Records

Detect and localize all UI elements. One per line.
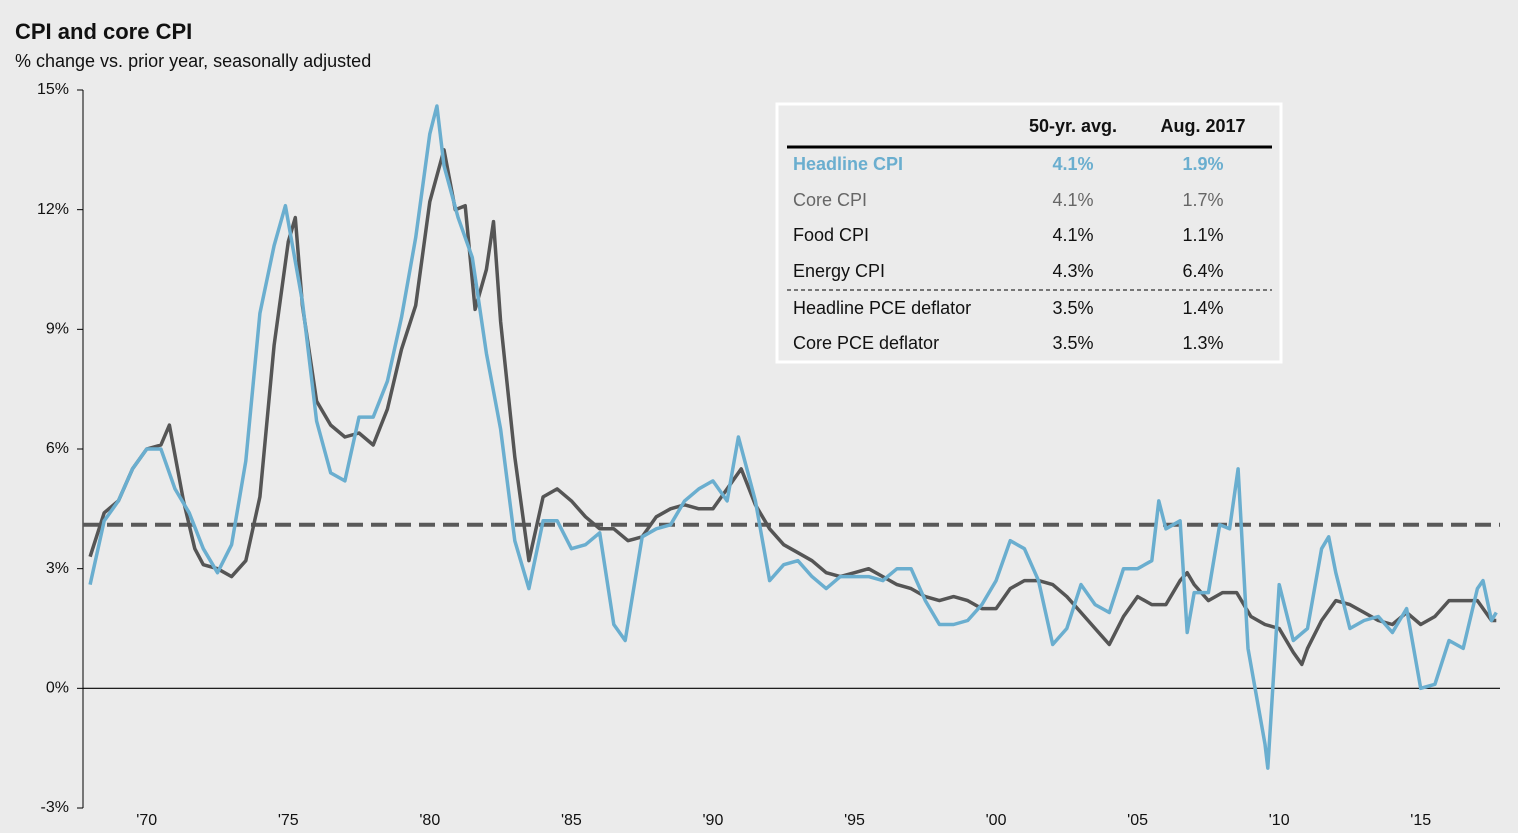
y-tick-label: 9% [46, 321, 69, 338]
table-header: Aug. 2017 [1160, 116, 1245, 136]
table-box [775, 102, 1283, 364]
y-tick-label: 15% [37, 81, 69, 98]
table-cell: 6.4% [1182, 261, 1223, 281]
x-tick-label: '05 [1127, 812, 1148, 829]
table-cell: 1.9% [1182, 154, 1223, 174]
x-tick-label: '00 [986, 812, 1007, 829]
table-cell: 1.7% [1182, 190, 1223, 210]
table-cell: 3.5% [1052, 298, 1093, 318]
y-tick-label: 6% [46, 440, 69, 457]
table-cell: 1.1% [1182, 225, 1223, 245]
x-tick-label: '85 [561, 812, 582, 829]
table-row-label: Headline CPI [793, 154, 903, 174]
x-tick-label: '90 [703, 812, 724, 829]
x-tick-label: '15 [1410, 812, 1431, 829]
table-cell: 4.1% [1052, 225, 1093, 245]
table-row-label: Energy CPI [793, 261, 885, 281]
chart-title: CPI and core CPI [15, 19, 192, 44]
table-cell: 4.1% [1052, 190, 1093, 210]
table-cell: 1.4% [1182, 298, 1223, 318]
x-tick-label: '95 [844, 812, 865, 829]
table-header: 50-yr. avg. [1029, 116, 1117, 136]
table-row-label: Headline PCE deflator [793, 298, 971, 318]
table-row-label: Core CPI [793, 190, 867, 210]
x-tick-label: '80 [419, 812, 440, 829]
y-tick-label: -3% [41, 799, 69, 816]
x-tick-label: '75 [278, 812, 299, 829]
y-tick-label: 12% [37, 201, 69, 218]
table-cell: 1.3% [1182, 333, 1223, 353]
table-cell: 4.1% [1052, 154, 1093, 174]
table-cell: 3.5% [1052, 333, 1093, 353]
series-line [88, 104, 1498, 770]
x-tick-label: '70 [136, 812, 157, 829]
y-tick-label: 0% [46, 680, 69, 697]
table-row-label: Core PCE deflator [793, 333, 939, 353]
table-row-label: Food CPI [793, 225, 869, 245]
y-tick-label: 3% [46, 560, 69, 577]
chart-subtitle: % change vs. prior year, seasonally adju… [15, 51, 371, 71]
table-cell: 4.3% [1052, 261, 1093, 281]
x-tick-label: '10 [1269, 812, 1290, 829]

Task statement:
Copy every line of the material above word for word, leaving out the pictures.

Expected output:
Detect and localize all UI elements. One per line.
y-tick-label: 9% [46, 321, 69, 338]
table-header: Aug. 2017 [1160, 116, 1245, 136]
table-box [775, 102, 1283, 364]
y-tick-label: 15% [37, 81, 69, 98]
table-cell: 6.4% [1182, 261, 1223, 281]
x-tick-label: '05 [1127, 812, 1148, 829]
table-cell: 1.9% [1182, 154, 1223, 174]
x-tick-label: '00 [986, 812, 1007, 829]
table-cell: 1.7% [1182, 190, 1223, 210]
table-cell: 3.5% [1052, 298, 1093, 318]
y-tick-label: 6% [46, 440, 69, 457]
table-cell: 1.1% [1182, 225, 1223, 245]
x-tick-label: '85 [561, 812, 582, 829]
table-row-label: Headline CPI [793, 154, 903, 174]
x-tick-label: '90 [703, 812, 724, 829]
x-tick-label: '15 [1410, 812, 1431, 829]
table-cell: 4.1% [1052, 225, 1093, 245]
table-row-label: Energy CPI [793, 261, 885, 281]
chart-title: CPI and core CPI [15, 19, 192, 44]
table-cell: 4.1% [1052, 190, 1093, 210]
table-cell: 1.4% [1182, 298, 1223, 318]
x-tick-label: '95 [844, 812, 865, 829]
table-header: 50-yr. avg. [1029, 116, 1117, 136]
table-row-label: Headline PCE deflator [793, 298, 971, 318]
table-row-label: Core CPI [793, 190, 867, 210]
x-tick-label: '80 [419, 812, 440, 829]
y-tick-label: -3% [41, 799, 69, 816]
x-tick-label: '75 [278, 812, 299, 829]
y-tick-label: 12% [37, 201, 69, 218]
table-cell: 1.3% [1182, 333, 1223, 353]
table-cell: 4.1% [1052, 154, 1093, 174]
table-cell: 3.5% [1052, 333, 1093, 353]
series-line [88, 104, 1498, 770]
x-tick-label: '70 [136, 812, 157, 829]
y-tick-label: 0% [46, 680, 69, 697]
table-row-label: Core PCE deflator [793, 333, 939, 353]
table-row-label: Food CPI [793, 225, 869, 245]
y-tick-label: 3% [46, 560, 69, 577]
chart-subtitle: % change vs. prior year, seasonally adju… [15, 51, 371, 71]
table-cell: 4.3% [1052, 261, 1093, 281]
x-tick-label: '10 [1269, 812, 1290, 829]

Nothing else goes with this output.